» **Task brief**
Extract the complete listing and output it unchanged.
# # # #
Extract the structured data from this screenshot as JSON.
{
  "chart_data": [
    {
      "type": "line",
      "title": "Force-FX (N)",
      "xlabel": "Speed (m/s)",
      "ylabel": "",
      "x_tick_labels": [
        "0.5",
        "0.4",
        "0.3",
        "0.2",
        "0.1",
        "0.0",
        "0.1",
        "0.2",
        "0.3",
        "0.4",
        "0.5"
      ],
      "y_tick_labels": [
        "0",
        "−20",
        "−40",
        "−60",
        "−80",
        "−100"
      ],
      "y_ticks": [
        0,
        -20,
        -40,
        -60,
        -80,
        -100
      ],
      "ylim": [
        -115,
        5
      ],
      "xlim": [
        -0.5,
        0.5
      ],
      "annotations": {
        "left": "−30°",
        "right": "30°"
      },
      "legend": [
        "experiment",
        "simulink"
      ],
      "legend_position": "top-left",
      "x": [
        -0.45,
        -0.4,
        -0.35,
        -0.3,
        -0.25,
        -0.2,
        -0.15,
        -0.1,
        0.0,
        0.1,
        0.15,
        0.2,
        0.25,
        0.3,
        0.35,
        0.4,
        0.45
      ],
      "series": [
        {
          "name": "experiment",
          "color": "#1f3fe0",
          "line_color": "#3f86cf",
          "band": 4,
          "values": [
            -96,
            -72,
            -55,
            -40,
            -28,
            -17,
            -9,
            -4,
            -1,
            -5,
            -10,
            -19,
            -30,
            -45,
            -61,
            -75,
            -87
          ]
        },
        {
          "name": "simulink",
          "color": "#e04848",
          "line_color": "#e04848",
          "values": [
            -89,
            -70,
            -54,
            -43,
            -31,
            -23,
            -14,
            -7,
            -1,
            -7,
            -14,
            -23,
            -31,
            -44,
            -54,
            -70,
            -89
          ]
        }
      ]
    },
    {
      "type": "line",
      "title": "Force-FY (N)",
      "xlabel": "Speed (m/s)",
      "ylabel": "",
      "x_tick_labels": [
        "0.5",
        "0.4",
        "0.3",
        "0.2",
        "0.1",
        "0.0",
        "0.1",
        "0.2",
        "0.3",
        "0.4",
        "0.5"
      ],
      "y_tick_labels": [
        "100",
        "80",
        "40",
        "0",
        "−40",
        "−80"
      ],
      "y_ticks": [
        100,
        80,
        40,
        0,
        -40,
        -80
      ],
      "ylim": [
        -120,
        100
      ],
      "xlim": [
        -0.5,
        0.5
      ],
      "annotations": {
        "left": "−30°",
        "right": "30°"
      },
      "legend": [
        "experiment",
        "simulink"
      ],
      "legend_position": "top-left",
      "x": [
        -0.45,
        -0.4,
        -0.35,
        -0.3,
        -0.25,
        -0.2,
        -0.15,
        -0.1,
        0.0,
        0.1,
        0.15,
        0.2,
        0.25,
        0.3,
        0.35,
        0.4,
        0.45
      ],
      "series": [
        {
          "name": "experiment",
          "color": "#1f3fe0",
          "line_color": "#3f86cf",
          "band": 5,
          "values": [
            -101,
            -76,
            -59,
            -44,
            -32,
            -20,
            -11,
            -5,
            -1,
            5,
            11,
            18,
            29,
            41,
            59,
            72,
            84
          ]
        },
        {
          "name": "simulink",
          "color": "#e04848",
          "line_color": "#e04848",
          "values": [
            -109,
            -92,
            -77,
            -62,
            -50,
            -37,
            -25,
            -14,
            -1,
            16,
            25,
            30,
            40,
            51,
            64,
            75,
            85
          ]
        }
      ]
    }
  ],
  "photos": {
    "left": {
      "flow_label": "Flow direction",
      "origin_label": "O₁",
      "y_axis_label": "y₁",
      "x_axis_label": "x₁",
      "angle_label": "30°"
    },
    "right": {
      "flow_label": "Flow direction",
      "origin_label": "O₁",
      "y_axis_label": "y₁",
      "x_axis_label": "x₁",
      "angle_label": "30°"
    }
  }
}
# # # #
» **Response to the exercise**
Extract the structured data from this screenshot as JSON.
{
  "chart_data": [
    {
      "type": "line",
      "title": "Force-FX (N)",
      "xlabel": "Speed (m/s)",
      "ylabel": "",
      "x_tick_labels": [
        "0.5",
        "0.4",
        "0.3",
        "0.2",
        "0.1",
        "0.0",
        "0.1",
        "0.2",
        "0.3",
        "0.4",
        "0.5"
      ],
      "y_tick_labels": [
        "0",
        "−20",
        "−40",
        "−60",
        "−80",
        "−100"
      ],
      "y_ticks": [
        0,
        -20,
        -40,
        -60,
        -80,
        -100
      ],
      "ylim": [
        -115,
        5
      ],
      "xlim": [
        -0.5,
        0.5
      ],
      "annotations": {
        "left": "−30°",
        "right": "30°"
      },
      "legend": [
        "experiment",
        "simulink"
      ],
      "legend_position": "top-left",
      "x": [
        -0.45,
        -0.4,
        -0.35,
        -0.3,
        -0.25,
        -0.2,
        -0.15,
        -0.1,
        0.0,
        0.1,
        0.15,
        0.2,
        0.25,
        0.3,
        0.35,
        0.4,
        0.45
      ],
      "series": [
        {
          "name": "experiment",
          "color": "#1f3fe0",
          "line_color": "#3f86cf",
          "band": 4,
          "values": [
            -96,
            -72,
            -55,
            -40,
            -28,
            -17,
            -9,
            -4,
            -1,
            -5,
            -10,
            -19,
            -30,
            -45,
            -61,
            -75,
            -87
          ]
        },
        {
          "name": "simulink",
          "color": "#e04848",
          "line_color": "#e04848",
          "values": [
            -89,
            -70,
            -54,
            -43,
            -31,
            -23,
            -14,
            -7,
            -1,
            -7,
            -14,
            -23,
            -31,
            -44,
            -54,
            -70,
            -89
          ]
        }
      ]
    },
    {
      "type": "line",
      "title": "Force-FY (N)",
      "xlabel": "Speed (m/s)",
      "ylabel": "",
      "x_tick_labels": [
        "0.5",
        "0.4",
        "0.3",
        "0.2",
        "0.1",
        "0.0",
        "0.1",
        "0.2",
        "0.3",
        "0.4",
        "0.5"
      ],
      "y_tick_labels": [
        "100",
        "80",
        "40",
        "0",
        "−40",
        "−80"
      ],
      "y_ticks": [
        100,
        80,
        40,
        0,
        -40,
        -80
      ],
      "ylim": [
        -120,
        100
      ],
      "xlim": [
        -0.5,
        0.5
      ],
      "annotations": {
        "left": "−30°",
        "right": "30°"
      },
      "legend": [
        "experiment",
        "simulink"
      ],
      "legend_position": "top-left",
      "x": [
        -0.45,
        -0.4,
        -0.35,
        -0.3,
        -0.25,
        -0.2,
        -0.15,
        -0.1,
        0.0,
        0.1,
        0.15,
        0.2,
        0.25,
        0.3,
        0.35,
        0.4,
        0.45
      ],
      "series": [
        {
          "name": "experiment",
          "color": "#1f3fe0",
          "line_color": "#3f86cf",
          "band": 5,
          "values": [
            -101,
            -76,
            -59,
            -44,
            -32,
            -20,
            -11,
            -5,
            -1,
            5,
            11,
            18,
            29,
            41,
            59,
            72,
            84
          ]
        },
        {
          "name": "simulink",
          "color": "#e04848",
          "line_color": "#e04848",
          "values": [
            -109,
            -92,
            -77,
            -62,
            -50,
            -37,
            -25,
            -14,
            -1,
            16,
            25,
            30,
            40,
            51,
            64,
            75,
            85
          ]
        }
      ]
    }
  ],
  "photos": {
    "left": {
      "flow_label": "Flow direction",
      "origin_label": "O₁",
      "y_axis_label": "y₁",
      "x_axis_label": "x₁",
      "angle_label": "30°"
    },
    "right": {
      "flow_label": "Flow direction",
      "origin_label": "O₁",
      "y_axis_label": "y₁",
      "x_axis_label": "x₁",
      "angle_label": "30°"
    }
  }
}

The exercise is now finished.